- _What the exercise asks_: Return, unchanged, the part of the listing that opens with the line containing "Localize all elements." and closes with the line containing "Text: Cl: Cl xyxy=(74,46,85,59)", both included.

- _Available data_:
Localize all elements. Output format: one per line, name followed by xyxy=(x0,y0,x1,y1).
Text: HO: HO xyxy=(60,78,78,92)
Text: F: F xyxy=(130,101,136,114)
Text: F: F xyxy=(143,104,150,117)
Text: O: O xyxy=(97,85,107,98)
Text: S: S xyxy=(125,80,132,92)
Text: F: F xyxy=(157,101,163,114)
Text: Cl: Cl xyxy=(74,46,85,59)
---
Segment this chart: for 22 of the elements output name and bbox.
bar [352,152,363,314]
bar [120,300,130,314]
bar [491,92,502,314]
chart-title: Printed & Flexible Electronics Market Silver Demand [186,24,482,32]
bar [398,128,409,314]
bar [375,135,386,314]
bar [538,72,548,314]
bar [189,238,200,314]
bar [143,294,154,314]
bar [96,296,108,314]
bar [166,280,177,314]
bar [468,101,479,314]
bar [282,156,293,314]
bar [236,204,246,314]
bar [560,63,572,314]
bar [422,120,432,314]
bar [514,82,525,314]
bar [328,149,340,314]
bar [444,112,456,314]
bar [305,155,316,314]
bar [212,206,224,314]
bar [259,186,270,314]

- _Finished exercise_:
Localize all elements. Output format: one per line, name followed by xyxy=(x0,y0,x1,y1).
Text: HO: HO xyxy=(60,78,78,92)
Text: F: F xyxy=(130,101,136,114)
Text: F: F xyxy=(143,104,150,117)
Text: O: O xyxy=(97,85,107,98)
Text: S: S xyxy=(125,80,132,92)
Text: F: F xyxy=(157,101,163,114)
Text: Cl: Cl xyxy=(74,46,85,59)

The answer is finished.